══ Record set ══

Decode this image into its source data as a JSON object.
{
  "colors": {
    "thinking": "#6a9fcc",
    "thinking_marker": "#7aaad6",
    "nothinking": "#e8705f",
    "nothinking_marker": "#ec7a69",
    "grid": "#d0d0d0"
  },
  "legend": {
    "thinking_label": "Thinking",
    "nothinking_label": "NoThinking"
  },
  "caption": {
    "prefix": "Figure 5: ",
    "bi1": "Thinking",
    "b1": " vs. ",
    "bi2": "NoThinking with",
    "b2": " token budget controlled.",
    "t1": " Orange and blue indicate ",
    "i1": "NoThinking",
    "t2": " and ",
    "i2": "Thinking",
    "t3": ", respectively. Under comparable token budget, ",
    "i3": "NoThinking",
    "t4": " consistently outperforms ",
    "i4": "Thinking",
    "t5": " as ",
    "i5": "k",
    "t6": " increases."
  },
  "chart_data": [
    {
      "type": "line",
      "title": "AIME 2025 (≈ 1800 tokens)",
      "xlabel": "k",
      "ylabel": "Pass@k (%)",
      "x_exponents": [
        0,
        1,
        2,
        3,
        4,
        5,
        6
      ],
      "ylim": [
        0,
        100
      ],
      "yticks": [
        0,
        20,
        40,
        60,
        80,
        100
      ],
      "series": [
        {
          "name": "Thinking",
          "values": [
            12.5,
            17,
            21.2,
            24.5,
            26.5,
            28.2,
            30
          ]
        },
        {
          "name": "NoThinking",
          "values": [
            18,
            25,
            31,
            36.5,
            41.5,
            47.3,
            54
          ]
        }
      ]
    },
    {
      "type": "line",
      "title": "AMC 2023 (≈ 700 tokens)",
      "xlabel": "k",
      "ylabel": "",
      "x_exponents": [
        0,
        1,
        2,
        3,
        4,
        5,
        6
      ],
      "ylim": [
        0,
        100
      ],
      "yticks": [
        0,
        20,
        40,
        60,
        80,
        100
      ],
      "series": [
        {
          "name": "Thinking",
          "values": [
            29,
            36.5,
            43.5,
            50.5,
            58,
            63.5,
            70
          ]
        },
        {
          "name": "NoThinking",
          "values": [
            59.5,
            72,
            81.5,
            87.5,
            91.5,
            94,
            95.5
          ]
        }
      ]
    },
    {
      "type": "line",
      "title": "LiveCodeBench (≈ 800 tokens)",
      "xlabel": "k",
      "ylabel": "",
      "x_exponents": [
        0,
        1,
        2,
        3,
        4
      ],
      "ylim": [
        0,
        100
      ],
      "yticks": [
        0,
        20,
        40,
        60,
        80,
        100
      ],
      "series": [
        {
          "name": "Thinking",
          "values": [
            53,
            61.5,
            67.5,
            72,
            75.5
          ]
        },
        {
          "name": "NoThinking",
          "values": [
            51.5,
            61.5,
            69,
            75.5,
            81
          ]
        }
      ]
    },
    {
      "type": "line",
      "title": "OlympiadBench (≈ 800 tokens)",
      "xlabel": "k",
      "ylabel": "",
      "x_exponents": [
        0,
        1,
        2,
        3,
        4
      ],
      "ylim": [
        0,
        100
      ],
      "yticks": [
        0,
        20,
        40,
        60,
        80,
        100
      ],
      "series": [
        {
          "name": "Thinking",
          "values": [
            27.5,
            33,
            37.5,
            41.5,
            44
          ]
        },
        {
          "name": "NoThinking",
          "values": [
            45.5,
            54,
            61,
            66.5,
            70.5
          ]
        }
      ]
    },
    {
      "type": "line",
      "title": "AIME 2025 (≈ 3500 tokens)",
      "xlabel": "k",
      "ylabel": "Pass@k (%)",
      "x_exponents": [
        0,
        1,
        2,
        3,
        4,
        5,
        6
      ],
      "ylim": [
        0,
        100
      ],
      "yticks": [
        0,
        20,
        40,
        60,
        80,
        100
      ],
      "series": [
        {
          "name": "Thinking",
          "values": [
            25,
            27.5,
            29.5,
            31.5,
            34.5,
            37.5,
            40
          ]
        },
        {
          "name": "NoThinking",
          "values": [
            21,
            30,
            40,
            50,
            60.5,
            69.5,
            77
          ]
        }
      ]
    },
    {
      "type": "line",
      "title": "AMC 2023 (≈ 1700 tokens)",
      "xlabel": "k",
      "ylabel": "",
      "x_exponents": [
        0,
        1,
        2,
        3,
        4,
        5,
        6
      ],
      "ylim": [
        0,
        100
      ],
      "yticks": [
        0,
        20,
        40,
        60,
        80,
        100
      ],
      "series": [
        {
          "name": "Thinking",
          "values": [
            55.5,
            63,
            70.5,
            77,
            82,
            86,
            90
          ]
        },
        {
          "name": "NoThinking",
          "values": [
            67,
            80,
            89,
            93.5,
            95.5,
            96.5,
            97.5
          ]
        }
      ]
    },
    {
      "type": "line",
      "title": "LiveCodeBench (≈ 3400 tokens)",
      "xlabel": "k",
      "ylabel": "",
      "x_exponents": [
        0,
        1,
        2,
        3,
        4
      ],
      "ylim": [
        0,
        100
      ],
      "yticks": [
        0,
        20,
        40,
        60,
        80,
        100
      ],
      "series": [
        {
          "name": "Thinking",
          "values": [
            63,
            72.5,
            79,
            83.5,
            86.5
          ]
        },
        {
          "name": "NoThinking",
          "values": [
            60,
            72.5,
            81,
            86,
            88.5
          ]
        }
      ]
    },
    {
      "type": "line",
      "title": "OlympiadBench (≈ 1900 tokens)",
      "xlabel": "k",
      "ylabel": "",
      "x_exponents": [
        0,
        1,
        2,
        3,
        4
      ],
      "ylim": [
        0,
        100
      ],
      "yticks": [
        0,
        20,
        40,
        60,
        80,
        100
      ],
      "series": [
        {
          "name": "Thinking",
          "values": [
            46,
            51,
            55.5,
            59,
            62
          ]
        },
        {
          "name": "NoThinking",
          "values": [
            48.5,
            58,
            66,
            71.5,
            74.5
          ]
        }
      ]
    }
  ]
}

═══

Problem.
Repeat every entry word for word.

Task result.
Decode this image into its source data as a JSON object.
{
  "colors": {
    "thinking": "#6a9fcc",
    "thinking_marker": "#7aaad6",
    "nothinking": "#e8705f",
    "nothinking_marker": "#ec7a69",
    "grid": "#d0d0d0"
  },
  "legend": {
    "thinking_label": "Thinking",
    "nothinking_label": "NoThinking"
  },
  "caption": {
    "prefix": "Figure 5: ",
    "bi1": "Thinking",
    "b1": " vs. ",
    "bi2": "NoThinking with",
    "b2": " token budget controlled.",
    "t1": " Orange and blue indicate ",
    "i1": "NoThinking",
    "t2": " and ",
    "i2": "Thinking",
    "t3": ", respectively. Under comparable token budget, ",
    "i3": "NoThinking",
    "t4": " consistently outperforms ",
    "i4": "Thinking",
    "t5": " as ",
    "i5": "k",
    "t6": " increases."
  },
  "chart_data": [
    {
      "type": "line",
      "title": "AIME 2025 (≈ 1800 tokens)",
      "xlabel": "k",
      "ylabel": "Pass@k (%)",
      "x_exponents": [
        0,
        1,
        2,
        3,
        4,
        5,
        6
      ],
      "ylim": [
        0,
        100
      ],
      "yticks": [
        0,
        20,
        40,
        60,
        80,
        100
      ],
      "series": [
        {
          "name": "Thinking",
          "values": [
            12.5,
            17,
            21.2,
            24.5,
            26.5,
            28.2,
            30
          ]
        },
        {
          "name": "NoThinking",
          "values": [
            18,
            25,
            31,
            36.5,
            41.5,
            47.3,
            54
          ]
        }
      ]
    },
    {
      "type": "line",
      "title": "AMC 2023 (≈ 700 tokens)",
      "xlabel": "k",
      "ylabel": "",
      "x_exponents": [
        0,
        1,
        2,
        3,
        4,
        5,
        6
      ],
      "ylim": [
        0,
        100
      ],
      "yticks": [
        0,
        20,
        40,
        60,
        80,
        100
      ],
      "series": [
        {
          "name": "Thinking",
          "values": [
            29,
            36.5,
            43.5,
            50.5,
            58,
            63.5,
            70
          ]
        },
        {
          "name": "NoThinking",
          "values": [
            59.5,
            72,
            81.5,
            87.5,
            91.5,
            94,
            95.5
          ]
        }
      ]
    },
    {
      "type": "line",
      "title": "LiveCodeBench (≈ 800 tokens)",
      "xlabel": "k",
      "ylabel": "",
      "x_exponents": [
        0,
        1,
        2,
        3,
        4
      ],
      "ylim": [
        0,
        100
      ],
      "yticks": [
        0,
        20,
        40,
        60,
        80,
        100
      ],
      "series": [
        {
          "name": "Thinking",
          "values": [
            53,
            61.5,
            67.5,
            72,
            75.5
          ]
        },
        {
          "name": "NoThinking",
          "values": [
            51.5,
            61.5,
            69,
            75.5,
            81
          ]
        }
      ]
    },
    {
      "type": "line",
      "title": "OlympiadBench (≈ 800 tokens)",
      "xlabel": "k",
      "ylabel": "",
      "x_exponents": [
        0,
        1,
        2,
        3,
        4
      ],
      "ylim": [
        0,
        100
      ],
      "yticks": [
        0,
        20,
        40,
        60,
        80,
        100
      ],
      "series": [
        {
          "name": "Thinking",
          "values": [
            27.5,
            33,
            37.5,
            41.5,
            44
          ]
        },
        {
          "name": "NoThinking",
          "values": [
            45.5,
            54,
            61,
            66.5,
            70.5
          ]
        }
      ]
    },
    {
      "type": "line",
      "title": "AIME 2025 (≈ 3500 tokens)",
      "xlabel": "k",
      "ylabel": "Pass@k (%)",
      "x_exponents": [
        0,
        1,
        2,
        3,
        4,
        5,
        6
      ],
      "ylim": [
        0,
        100
      ],
      "yticks": [
        0,
        20,
        40,
        60,
        80,
        100
      ],
      "series": [
        {
          "name": "Thinking",
          "values": [
            25,
            27.5,
            29.5,
            31.5,
            34.5,
            37.5,
            40
          ]
        },
        {
          "name": "NoThinking",
          "values": [
            21,
            30,
            40,
            50,
            60.5,
            69.5,
            77
          ]
        }
      ]
    },
    {
      "type": "line",
      "title": "AMC 2023 (≈ 1700 tokens)",
      "xlabel": "k",
      "ylabel": "",
      "x_exponents": [
        0,
        1,
        2,
        3,
        4,
        5,
        6
      ],
      "ylim": [
        0,
        100
      ],
      "yticks": [
        0,
        20,
        40,
        60,
        80,
        100
      ],
      "series": [
        {
          "name": "Thinking",
          "values": [
            55.5,
            63,
            70.5,
            77,
            82,
            86,
            90
          ]
        },
        {
          "name": "NoThinking",
          "values": [
            67,
            80,
            89,
            93.5,
            95.5,
            96.5,
            97.5
          ]
        }
      ]
    },
    {
      "type": "line",
      "title": "LiveCodeBench (≈ 3400 tokens)",
      "xlabel": "k",
      "ylabel": "",
      "x_exponents": [
        0,
        1,
        2,
        3,
        4
      ],
      "ylim": [
        0,
        100
      ],
      "yticks": [
        0,
        20,
        40,
        60,
        80,
        100
      ],
      "series": [
        {
          "name": "Thinking",
          "values": [
            63,
            72.5,
            79,
            83.5,
            86.5
          ]
        },
        {
          "name": "NoThinking",
          "values": [
            60,
            72.5,
            81,
            86,
            88.5
          ]
        }
      ]
    },
    {
      "type": "line",
      "title": "OlympiadBench (≈ 1900 tokens)",
      "xlabel": "k",
      "ylabel": "",
      "x_exponents": [
        0,
        1,
        2,
        3,
        4
      ],
      "ylim": [
        0,
        100
      ],
      "yticks": [
        0,
        20,
        40,
        60,
        80,
        100
      ],
      "series": [
        {
          "name": "Thinking",
          "values": [
            46,
            51,
            55.5,
            59,
            62
          ]
        },
        {
          "name": "NoThinking",
          "values": [
            48.5,
            58,
            66,
            71.5,
            74.5
          ]
        }
      ]
    }
  ]
}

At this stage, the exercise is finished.